◆ **STATED GOAL**
Pull out every line containing the string "increase".

^^^^^^^^^^^^^^^^

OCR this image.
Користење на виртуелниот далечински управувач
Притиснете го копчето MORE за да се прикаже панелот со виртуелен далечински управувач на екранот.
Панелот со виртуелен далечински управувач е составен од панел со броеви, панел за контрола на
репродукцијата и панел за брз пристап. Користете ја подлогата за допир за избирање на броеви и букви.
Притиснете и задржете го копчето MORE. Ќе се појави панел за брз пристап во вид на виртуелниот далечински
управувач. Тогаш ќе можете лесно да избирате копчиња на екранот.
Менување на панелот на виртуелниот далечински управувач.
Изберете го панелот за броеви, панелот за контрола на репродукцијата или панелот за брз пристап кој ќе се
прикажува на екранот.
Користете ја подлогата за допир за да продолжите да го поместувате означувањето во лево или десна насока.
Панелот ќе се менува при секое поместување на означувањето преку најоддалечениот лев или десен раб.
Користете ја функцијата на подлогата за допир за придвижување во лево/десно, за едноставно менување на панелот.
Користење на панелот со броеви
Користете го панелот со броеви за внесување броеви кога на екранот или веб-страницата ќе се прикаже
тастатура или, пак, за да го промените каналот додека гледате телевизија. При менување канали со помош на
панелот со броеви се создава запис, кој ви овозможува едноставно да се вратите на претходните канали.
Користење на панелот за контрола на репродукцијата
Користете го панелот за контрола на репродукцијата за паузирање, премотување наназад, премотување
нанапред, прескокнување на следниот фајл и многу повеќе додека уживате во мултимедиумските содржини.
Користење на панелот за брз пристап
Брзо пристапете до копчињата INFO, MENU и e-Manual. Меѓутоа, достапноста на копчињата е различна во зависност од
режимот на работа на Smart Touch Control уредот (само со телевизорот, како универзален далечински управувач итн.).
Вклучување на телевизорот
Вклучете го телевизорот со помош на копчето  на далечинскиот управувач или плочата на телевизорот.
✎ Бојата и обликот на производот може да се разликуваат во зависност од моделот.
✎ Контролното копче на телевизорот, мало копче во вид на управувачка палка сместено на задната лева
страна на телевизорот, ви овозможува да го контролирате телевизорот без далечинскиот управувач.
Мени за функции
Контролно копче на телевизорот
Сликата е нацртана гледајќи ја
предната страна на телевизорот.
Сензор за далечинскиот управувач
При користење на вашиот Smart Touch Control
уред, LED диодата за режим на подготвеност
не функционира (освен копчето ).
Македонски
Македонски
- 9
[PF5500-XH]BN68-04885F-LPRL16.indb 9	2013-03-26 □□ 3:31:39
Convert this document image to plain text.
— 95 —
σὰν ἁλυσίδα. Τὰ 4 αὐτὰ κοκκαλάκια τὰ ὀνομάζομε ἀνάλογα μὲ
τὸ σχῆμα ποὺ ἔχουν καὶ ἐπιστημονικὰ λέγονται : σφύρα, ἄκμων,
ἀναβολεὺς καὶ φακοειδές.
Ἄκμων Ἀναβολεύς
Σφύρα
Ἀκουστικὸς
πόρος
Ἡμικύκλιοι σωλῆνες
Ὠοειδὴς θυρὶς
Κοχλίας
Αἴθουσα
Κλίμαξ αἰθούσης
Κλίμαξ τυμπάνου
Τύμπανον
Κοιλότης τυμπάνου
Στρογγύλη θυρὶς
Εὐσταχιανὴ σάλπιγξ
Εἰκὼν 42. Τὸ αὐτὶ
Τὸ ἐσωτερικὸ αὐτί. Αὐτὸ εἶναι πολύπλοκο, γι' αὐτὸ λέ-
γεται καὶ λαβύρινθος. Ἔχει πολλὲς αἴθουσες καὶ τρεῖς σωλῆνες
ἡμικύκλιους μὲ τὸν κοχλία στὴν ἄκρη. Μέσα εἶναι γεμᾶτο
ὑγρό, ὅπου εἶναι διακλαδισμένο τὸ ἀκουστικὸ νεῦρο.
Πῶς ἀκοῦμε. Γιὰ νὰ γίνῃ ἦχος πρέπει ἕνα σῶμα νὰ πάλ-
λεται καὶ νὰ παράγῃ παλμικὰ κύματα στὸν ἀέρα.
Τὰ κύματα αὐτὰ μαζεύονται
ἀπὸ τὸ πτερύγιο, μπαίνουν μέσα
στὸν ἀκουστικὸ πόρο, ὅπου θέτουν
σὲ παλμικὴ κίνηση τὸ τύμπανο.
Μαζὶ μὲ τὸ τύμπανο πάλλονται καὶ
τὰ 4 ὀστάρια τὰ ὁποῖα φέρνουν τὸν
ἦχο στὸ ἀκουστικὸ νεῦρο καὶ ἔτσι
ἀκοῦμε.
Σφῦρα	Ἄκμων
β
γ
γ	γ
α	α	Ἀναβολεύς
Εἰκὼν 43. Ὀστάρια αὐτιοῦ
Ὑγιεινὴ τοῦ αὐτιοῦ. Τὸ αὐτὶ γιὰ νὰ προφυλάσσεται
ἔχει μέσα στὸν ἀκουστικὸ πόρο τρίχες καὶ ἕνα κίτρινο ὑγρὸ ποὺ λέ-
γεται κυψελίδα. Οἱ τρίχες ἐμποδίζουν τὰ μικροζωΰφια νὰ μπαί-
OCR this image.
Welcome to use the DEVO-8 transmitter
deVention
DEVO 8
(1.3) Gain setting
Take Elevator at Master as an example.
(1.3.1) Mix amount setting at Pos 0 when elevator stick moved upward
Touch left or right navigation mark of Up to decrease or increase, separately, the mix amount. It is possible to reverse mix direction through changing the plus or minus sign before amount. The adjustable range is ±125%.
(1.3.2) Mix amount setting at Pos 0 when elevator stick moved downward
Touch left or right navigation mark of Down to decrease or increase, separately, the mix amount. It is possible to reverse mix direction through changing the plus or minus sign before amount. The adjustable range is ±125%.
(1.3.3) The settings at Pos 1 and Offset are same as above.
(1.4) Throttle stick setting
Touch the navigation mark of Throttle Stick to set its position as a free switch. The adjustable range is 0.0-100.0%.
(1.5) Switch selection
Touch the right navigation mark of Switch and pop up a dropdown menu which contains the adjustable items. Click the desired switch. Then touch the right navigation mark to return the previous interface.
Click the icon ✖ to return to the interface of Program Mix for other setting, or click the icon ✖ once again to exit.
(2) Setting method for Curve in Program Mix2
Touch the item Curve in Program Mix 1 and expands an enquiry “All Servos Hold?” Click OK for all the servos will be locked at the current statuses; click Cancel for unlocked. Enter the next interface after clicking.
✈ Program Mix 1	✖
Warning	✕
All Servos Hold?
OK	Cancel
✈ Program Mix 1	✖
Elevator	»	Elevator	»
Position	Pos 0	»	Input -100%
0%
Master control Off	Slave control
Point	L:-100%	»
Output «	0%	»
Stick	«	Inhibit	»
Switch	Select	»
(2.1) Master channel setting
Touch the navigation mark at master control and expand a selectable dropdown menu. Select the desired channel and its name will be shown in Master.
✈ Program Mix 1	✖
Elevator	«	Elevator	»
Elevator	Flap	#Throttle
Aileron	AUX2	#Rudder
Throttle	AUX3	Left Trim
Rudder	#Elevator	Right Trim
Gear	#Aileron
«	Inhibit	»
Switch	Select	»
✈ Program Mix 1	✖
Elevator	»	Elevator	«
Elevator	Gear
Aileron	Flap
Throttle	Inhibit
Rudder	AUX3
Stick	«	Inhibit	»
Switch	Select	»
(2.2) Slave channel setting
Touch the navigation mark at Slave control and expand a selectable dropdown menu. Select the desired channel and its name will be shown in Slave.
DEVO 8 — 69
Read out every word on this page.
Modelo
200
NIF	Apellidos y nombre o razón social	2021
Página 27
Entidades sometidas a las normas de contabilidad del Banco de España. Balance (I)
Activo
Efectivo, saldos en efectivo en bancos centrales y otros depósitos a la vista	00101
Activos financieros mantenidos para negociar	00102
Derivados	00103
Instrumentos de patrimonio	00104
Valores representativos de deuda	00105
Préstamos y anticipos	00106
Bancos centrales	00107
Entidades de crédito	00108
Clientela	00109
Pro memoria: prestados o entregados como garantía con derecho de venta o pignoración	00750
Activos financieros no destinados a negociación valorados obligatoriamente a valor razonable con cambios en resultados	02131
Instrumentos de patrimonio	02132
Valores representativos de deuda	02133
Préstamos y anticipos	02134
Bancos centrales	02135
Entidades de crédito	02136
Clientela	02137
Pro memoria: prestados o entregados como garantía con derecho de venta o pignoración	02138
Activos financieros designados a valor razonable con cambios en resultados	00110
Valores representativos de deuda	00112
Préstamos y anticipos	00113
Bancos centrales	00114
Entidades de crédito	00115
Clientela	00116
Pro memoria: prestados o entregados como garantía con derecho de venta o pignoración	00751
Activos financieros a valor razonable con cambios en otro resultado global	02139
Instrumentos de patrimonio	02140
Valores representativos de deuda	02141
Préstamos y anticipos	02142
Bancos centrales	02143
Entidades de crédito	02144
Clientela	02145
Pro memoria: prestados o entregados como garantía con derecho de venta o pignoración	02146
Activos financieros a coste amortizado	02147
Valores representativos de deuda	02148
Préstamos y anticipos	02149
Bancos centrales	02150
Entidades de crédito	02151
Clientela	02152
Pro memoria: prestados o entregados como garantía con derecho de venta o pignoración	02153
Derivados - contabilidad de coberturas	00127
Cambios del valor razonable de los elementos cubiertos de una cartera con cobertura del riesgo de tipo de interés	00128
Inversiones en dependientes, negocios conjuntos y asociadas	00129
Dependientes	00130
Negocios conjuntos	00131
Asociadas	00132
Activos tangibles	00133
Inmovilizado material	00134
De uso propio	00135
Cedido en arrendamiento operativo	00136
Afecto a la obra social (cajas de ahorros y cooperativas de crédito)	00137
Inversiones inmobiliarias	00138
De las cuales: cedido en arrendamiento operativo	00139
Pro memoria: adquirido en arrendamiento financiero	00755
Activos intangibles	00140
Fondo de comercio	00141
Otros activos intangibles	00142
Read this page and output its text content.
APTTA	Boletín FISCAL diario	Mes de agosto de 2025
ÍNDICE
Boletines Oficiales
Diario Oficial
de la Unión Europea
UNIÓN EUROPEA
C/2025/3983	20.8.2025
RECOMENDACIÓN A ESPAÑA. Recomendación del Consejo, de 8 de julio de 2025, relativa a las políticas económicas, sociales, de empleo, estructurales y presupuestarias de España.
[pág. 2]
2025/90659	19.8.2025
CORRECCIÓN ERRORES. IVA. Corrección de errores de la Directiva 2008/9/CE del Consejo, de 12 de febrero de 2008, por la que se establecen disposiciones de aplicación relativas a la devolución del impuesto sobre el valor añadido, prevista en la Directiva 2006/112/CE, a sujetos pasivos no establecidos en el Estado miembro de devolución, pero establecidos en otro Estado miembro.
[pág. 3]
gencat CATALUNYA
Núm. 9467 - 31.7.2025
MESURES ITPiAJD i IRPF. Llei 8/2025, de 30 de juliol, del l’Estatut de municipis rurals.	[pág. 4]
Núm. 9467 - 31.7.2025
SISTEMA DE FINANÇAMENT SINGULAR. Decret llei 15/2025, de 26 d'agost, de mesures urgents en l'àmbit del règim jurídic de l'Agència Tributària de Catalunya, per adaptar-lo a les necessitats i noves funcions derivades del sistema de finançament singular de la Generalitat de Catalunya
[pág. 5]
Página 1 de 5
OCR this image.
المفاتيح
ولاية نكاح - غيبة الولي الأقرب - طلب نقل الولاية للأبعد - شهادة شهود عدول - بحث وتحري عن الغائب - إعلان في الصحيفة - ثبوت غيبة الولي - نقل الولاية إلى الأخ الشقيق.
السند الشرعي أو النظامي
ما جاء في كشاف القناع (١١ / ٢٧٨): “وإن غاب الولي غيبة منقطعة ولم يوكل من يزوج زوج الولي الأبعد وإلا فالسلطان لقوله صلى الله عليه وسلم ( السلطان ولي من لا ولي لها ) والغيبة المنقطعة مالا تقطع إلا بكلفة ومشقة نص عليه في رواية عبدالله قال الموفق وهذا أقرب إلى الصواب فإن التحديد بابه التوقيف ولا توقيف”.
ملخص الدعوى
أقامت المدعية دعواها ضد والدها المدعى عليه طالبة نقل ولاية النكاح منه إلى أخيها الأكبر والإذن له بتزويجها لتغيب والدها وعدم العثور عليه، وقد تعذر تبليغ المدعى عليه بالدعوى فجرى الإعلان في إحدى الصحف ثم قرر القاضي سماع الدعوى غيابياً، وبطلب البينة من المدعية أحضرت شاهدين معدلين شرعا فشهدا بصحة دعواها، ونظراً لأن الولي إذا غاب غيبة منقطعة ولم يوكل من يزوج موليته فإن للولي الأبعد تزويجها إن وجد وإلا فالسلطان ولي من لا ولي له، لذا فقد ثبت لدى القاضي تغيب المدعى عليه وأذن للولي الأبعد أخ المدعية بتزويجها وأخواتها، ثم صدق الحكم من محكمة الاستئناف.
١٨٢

^^^^^^^^^^^^^^^^

◆ **SOLUTION FOR THIS EXERCISE**
Touch left or right navigation mark of Up to decrease or increase, separately, the mix amount. It is possible to reverse mix direction through changing the plus or minus sign before amount. The adjustable range is ±125%.
Touch left or right navigation mark of Down to decrease or increase, separately, the mix amount. It is possible to reverse mix direction through changing the plus or minus sign before amount. The adjustable range is ±125%.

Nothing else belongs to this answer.